Items listed in a dataset >>
--- Start ---

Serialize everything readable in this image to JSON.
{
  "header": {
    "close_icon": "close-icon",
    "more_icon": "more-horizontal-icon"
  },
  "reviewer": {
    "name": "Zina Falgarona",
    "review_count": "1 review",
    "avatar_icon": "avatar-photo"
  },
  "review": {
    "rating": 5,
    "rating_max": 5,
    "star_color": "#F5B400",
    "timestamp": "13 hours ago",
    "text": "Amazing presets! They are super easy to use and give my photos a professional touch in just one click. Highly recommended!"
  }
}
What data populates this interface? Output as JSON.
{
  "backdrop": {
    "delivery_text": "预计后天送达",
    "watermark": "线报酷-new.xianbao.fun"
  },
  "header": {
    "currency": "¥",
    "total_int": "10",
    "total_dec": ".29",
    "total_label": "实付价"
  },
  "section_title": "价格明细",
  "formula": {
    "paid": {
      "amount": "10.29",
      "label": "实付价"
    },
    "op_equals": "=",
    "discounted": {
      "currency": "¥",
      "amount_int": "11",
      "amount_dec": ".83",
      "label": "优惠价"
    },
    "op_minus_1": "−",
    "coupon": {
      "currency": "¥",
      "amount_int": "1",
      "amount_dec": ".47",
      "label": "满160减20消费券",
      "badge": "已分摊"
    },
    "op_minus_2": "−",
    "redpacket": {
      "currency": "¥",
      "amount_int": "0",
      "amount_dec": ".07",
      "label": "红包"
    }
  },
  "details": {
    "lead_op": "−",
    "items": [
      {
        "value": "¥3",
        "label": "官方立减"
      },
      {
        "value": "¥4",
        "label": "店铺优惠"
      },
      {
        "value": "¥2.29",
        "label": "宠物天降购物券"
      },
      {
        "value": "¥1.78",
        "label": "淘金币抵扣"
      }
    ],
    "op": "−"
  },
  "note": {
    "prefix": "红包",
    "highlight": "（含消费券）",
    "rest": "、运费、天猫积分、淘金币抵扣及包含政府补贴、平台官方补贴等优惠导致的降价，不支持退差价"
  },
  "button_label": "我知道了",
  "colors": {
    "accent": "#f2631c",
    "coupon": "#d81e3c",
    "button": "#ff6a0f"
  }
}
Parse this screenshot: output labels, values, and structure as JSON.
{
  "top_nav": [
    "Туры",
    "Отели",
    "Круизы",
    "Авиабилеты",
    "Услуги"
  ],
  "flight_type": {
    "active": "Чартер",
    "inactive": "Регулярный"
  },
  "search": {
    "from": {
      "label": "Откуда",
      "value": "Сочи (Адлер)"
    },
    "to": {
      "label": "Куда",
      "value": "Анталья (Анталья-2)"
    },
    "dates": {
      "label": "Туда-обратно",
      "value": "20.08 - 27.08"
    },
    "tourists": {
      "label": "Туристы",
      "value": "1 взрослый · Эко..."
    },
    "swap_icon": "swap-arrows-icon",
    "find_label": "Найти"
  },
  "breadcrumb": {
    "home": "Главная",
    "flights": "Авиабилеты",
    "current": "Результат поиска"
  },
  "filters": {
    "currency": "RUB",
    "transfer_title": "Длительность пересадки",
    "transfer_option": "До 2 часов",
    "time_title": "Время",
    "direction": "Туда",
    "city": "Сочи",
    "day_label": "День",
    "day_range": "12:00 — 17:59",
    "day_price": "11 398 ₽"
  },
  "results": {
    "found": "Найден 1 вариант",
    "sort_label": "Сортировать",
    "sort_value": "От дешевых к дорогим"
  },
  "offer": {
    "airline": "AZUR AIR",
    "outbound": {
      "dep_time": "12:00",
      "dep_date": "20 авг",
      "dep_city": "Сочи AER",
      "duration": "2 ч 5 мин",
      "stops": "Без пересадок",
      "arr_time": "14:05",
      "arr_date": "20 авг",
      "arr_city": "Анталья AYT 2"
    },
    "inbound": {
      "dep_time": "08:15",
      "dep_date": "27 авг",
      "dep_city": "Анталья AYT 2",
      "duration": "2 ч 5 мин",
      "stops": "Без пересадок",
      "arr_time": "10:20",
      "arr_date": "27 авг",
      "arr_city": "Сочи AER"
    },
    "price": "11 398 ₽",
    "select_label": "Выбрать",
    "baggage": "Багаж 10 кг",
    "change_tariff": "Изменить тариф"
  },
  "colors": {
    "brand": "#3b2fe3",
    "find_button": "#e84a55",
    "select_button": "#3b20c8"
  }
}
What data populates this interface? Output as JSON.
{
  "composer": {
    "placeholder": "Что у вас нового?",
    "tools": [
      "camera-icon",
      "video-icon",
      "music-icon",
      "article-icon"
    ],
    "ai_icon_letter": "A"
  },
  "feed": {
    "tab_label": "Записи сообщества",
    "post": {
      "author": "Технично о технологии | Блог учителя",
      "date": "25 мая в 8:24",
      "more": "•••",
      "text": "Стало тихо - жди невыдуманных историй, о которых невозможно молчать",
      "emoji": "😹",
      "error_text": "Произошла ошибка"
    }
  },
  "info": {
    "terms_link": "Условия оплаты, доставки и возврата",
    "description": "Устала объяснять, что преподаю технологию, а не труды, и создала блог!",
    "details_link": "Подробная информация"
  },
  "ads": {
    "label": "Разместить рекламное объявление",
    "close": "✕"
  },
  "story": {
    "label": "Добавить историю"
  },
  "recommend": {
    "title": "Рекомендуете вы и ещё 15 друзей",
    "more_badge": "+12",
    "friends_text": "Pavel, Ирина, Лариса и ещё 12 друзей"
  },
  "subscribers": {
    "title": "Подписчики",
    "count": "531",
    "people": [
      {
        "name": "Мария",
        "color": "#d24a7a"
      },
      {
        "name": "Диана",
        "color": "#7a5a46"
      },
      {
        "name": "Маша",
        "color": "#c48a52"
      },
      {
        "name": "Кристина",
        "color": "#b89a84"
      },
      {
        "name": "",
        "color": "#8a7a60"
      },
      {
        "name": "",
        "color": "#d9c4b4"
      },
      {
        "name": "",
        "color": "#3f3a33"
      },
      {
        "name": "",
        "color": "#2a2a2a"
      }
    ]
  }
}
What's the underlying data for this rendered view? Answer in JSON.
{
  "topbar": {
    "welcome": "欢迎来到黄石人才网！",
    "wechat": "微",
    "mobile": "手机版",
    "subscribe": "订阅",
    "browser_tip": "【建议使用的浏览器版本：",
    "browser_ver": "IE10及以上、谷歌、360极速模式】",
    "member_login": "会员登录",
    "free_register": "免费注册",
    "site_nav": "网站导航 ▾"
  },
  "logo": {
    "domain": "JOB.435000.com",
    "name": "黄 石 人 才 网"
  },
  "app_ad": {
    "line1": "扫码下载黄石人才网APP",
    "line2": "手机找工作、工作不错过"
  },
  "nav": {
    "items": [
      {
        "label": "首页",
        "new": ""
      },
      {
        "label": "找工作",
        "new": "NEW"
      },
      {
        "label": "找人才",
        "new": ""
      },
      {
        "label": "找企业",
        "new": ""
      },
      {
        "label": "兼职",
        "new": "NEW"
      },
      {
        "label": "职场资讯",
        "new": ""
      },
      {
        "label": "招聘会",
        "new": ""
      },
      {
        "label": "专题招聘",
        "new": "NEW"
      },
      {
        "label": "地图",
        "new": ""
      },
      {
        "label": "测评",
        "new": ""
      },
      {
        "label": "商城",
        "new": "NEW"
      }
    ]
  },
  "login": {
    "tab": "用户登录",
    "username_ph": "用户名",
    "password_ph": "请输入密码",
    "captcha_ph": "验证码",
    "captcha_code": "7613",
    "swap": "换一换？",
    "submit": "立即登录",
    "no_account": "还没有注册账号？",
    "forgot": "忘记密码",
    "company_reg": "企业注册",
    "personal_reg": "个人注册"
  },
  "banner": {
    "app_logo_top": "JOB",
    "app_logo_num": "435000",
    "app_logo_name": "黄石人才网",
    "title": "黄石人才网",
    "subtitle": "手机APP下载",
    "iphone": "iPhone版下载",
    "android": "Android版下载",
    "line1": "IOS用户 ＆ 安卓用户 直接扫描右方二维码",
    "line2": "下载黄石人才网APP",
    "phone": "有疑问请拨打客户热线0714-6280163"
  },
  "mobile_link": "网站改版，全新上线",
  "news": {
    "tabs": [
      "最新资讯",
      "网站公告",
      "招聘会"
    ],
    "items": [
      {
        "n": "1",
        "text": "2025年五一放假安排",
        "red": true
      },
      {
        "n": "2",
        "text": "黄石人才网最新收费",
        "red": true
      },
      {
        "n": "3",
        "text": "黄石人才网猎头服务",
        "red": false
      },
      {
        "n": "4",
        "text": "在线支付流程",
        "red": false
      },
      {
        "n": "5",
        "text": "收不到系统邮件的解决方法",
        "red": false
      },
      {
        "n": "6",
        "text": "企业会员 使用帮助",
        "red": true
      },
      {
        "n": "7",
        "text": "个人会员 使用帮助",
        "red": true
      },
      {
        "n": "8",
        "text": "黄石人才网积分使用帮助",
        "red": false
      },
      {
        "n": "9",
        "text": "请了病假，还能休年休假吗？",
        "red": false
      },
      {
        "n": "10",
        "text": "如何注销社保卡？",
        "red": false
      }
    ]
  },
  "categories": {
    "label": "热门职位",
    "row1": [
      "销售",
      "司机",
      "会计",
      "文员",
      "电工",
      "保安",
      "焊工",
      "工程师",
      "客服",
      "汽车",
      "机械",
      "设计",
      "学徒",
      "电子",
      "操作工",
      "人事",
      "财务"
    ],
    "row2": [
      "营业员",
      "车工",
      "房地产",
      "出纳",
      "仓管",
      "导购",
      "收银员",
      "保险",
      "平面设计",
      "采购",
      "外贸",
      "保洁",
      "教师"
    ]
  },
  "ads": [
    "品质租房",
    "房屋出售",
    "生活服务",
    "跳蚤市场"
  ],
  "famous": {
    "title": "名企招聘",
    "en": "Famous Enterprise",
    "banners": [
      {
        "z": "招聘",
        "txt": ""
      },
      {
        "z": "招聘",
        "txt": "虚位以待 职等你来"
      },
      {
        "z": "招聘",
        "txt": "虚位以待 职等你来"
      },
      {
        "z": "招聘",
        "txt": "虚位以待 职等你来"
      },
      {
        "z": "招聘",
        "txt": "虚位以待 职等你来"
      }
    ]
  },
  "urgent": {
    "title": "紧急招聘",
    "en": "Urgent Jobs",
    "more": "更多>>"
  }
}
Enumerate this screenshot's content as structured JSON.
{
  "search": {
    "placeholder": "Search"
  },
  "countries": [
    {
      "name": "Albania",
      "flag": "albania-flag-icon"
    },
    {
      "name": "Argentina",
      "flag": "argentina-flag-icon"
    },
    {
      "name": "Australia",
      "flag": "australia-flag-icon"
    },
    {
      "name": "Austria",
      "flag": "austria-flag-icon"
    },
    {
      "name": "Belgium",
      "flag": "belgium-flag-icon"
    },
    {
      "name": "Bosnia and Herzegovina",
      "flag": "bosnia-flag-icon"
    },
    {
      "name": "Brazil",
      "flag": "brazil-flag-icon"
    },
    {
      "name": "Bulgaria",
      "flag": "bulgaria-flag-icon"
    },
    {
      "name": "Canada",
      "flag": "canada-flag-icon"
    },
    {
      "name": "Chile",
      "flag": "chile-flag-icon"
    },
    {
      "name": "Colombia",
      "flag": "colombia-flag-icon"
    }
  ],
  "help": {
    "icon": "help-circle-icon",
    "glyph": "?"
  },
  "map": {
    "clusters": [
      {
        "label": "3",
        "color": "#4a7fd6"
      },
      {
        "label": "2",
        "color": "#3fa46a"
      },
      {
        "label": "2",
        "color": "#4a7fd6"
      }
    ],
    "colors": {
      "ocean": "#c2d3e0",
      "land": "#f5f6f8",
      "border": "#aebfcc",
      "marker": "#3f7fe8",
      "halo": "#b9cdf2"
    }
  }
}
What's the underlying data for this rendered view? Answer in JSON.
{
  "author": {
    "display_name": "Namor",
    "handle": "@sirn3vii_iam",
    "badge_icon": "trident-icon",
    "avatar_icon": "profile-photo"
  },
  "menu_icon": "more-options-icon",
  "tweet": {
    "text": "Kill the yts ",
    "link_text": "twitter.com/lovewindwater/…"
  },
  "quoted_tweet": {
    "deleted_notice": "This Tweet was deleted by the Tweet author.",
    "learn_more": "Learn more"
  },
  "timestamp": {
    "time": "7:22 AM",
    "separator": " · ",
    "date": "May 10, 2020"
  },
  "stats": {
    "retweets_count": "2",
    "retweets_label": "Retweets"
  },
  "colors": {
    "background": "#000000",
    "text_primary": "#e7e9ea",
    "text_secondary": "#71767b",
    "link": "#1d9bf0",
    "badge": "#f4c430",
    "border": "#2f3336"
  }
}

--- End ---

Your objective >>
Count up the lines in the listing that hold the word "Сочи", and give that number only.

Expected answer >>
4